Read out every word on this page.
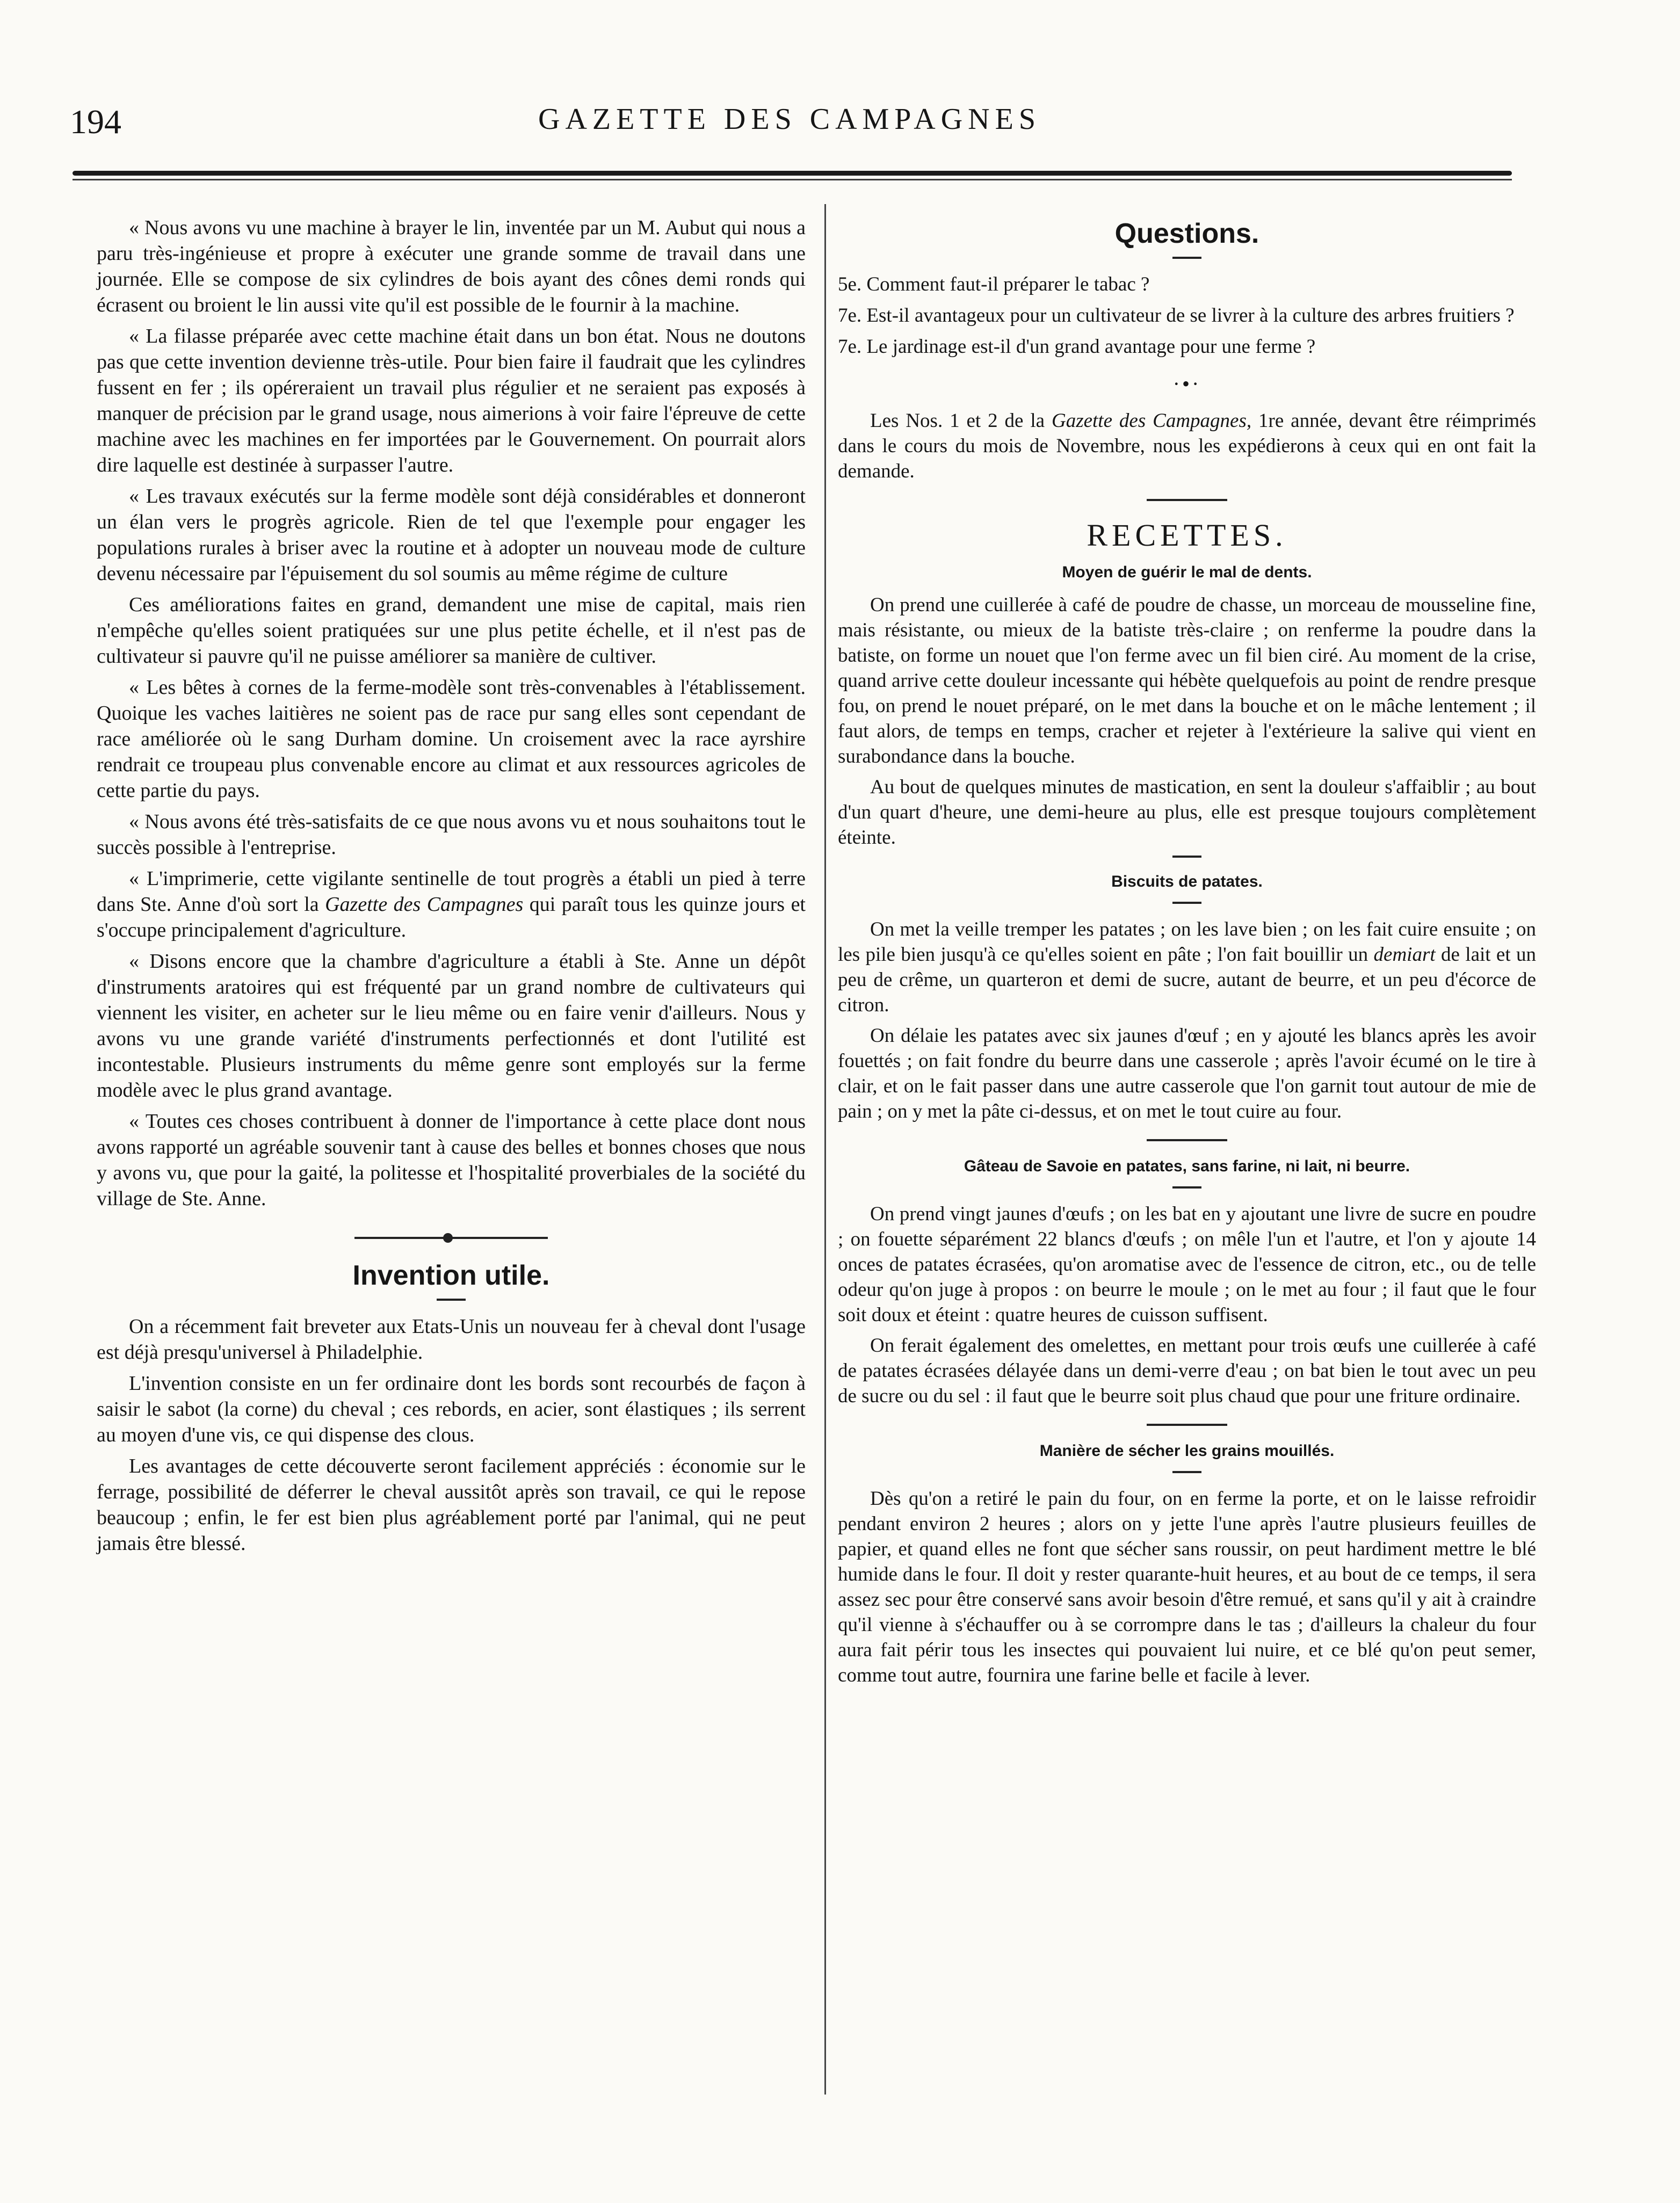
194	GAZETTE DES CAMPAGNES

« Nous avons vu une machine à brayer le lin, inventée par un M. Aubut qui nous a paru très-ingénieuse et propre à exécuter une grande somme de travail dans une journée. Elle se compose de six cylindres de bois ayant des cônes demi ronds qui écrasent ou broient le lin aussi vite qu'il est possible de le fournir à la machine.

« La filasse préparée avec cette machine était dans un bon état. Nous ne doutons pas que cette invention devienne très-utile. Pour bien faire il faudrait que les cylindres fussent en fer ; ils opéreraient un travail plus régulier et ne seraient pas exposés à manquer de précision par le grand usage, nous aimerions à voir faire l'épreuve de cette machine avec les machines en fer importées par le Gouvernement. On pourrait alors dire laquelle est destinée à surpasser l'autre.

« Les travaux exécutés sur la ferme modèle sont déjà considérables et donneront un élan vers le progrès agricole. Rien de tel que l'exemple pour engager les populations rurales à briser avec la routine et à adopter un nouveau mode de culture devenu nécessaire par l'épuisement du sol soumis au même régime de culture

Ces améliorations faites en grand, demandent une mise de capital, mais rien n'empêche qu'elles soient pratiquées sur une plus petite échelle, et il n'est pas de cultivateur si pauvre qu'il ne puisse améliorer sa manière de cultiver.

« Les bêtes à cornes de la ferme-modèle sont très-convenables à l'établissement. Quoique les vaches laitières ne soient pas de race pur sang elles sont cependant de race améliorée où le sang Durham domine. Un croisement avec la race ayrshire rendrait ce troupeau plus convenable encore au climat et aux ressources agricoles de cette partie du pays.

« Nous avons été très-satisfaits de ce que nous avons vu et nous souhaitons tout le succès possible à l'entreprise.

« L'imprimerie, cette vigilante sentinelle de tout progrès a établi un pied à terre dans Ste. Anne d'où sort la Gazette des Campagnes qui paraît tous les quinze jours et s'occupe principalement d'agriculture.

« Disons encore que la chambre d'agriculture a établi à Ste. Anne un dépôt d'instruments aratoires qui est fréquenté par un grand nombre de cultivateurs qui viennent les visiter, en acheter sur le lieu même ou en faire venir d'ailleurs. Nous y avons vu une grande variété d'instruments perfectionnés et dont l'utilité est incontestable. Plusieurs instruments du même genre sont employés sur la ferme modèle avec le plus grand avantage.

« Toutes ces choses contribuent à donner de l'importance à cette place dont nous avons rapporté un agréable souvenir tant à cause des belles et bonnes choses que nous y avons vu, que pour la gaité, la politesse et l'hospitalité proverbiales de la société du village de Ste. Anne.

Invention utile.

On a récemment fait breveter aux Etats-Unis un nouveau fer à cheval dont l'usage est déjà presqu'universel à Philadelphie.

L'invention consiste en un fer ordinaire dont les bords sont recourbés de façon à saisir le sabot (la corne) du cheval ; ces rebords, en acier, sont élastiques ; ils serrent au moyen d'une vis, ce qui dispense des clous.

Les avantages de cette découverte seront facilement appréciés : économie sur le ferrage, possibilité de déferrer le cheval aussitôt après son travail, ce qui le repose beaucoup ; enfin, le fer est bien plus agréablement porté par l'animal, qui ne peut jamais être blessé.

Questions.
5e. Comment faut-il préparer le tabac ?
7e. Est-il avantageux pour un cultivateur de se livrer à la culture des arbres fruitiers ?
7e. Le jardinage est-il d'un grand avantage pour une ferme ?
·•·

Les Nos. 1 et 2 de la Gazette des Campagnes, 1re année, devant être réimprimés dans le cours du mois de Novembre, nous les expédierons à ceux qui en ont fait la demande.

RECETTES.
Moyen de guérir le mal de dents.

On prend une cuillerée à café de poudre de chasse, un morceau de mousseline fine, mais résistante, ou mieux de la batiste très-claire ; on renferme la poudre dans la batiste, on forme un nouet que l'on ferme avec un fil bien ciré. Au moment de la crise, quand arrive cette douleur incessante qui hébète quelquefois au point de rendre presque fou, on prend le nouet préparé, on le met dans la bouche et on le mâche lentement ; il faut alors, de temps en temps, cracher et rejeter à l'extérieure la salive qui vient en surabondance dans la bouche.

Au bout de quelques minutes de mastication, en sent la douleur s'affaiblir ; au bout d'un quart d'heure, une demi-heure au plus, elle est presque toujours complètement éteinte.

Biscuits de patates.

On met la veille tremper les patates ; on les lave bien ; on les fait cuire ensuite ; on les pile bien jusqu'à ce qu'elles soient en pâte ; l'on fait bouillir un demiart de lait et un peu de crême, un quarteron et demi de sucre, autant de beurre, et un peu d'écorce de citron.

On délaie les patates avec six jaunes d'œuf ; en y ajouté les blancs après les avoir fouettés ; on fait fondre du beurre dans une casserole ; après l'avoir écumé on le tire à clair, et on le fait passer dans une autre casserole que l'on garnit tout autour de mie de pain ; on y met la pâte ci-dessus, et on met le tout cuire au four.

Gâteau de Savoie en patates, sans farine, ni lait, ni beurre.

On prend vingt jaunes d'œufs ; on les bat en y ajoutant une livre de sucre en poudre ; on fouette séparément 22 blancs d'œufs ; on mêle l'un et l'autre, et l'on y ajoute 14 onces de patates écrasées, qu'on aromatise avec de l'essence de citron, etc., ou de telle odeur qu'on juge à propos : on beurre le moule ; on le met au four ; il faut que le four soit doux et éteint : quatre heures de cuisson suffisent.

On ferait également des omelettes, en mettant pour trois œufs une cuillerée à café de patates écrasées délayée dans un demi-verre d'eau ; on bat bien le tout avec un peu de sucre ou du sel : il faut que le beurre soit plus chaud que pour une friture ordinaire.

Manière de sécher les grains mouillés.

Dès qu'on a retiré le pain du four, on en ferme la porte, et on le laisse refroidir pendant environ 2 heures ; alors on y jette l'une après l'autre plusieurs feuilles de papier, et quand elles ne font que sécher sans roussir, on peut hardiment mettre le blé humide dans le four. Il doit y rester quarante-huit heures, et au bout de ce temps, il sera assez sec pour être conservé sans avoir besoin d'être remué, et sans qu'il y ait à craindre qu'il vienne à s'échauffer ou à se corrompre dans le tas ; d'ailleurs la chaleur du four aura fait périr tous les insectes qui pouvaient lui nuire, et ce blé qu'on peut semer, comme tout autre, fournira une farine belle et facile à lever.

—————

--- WHAT YOU ARE ASKED TO DO ---
State the number of lines holding the word "farine" in the listing. Add nothing else.

--- COMPLETE RESPONSE ---
2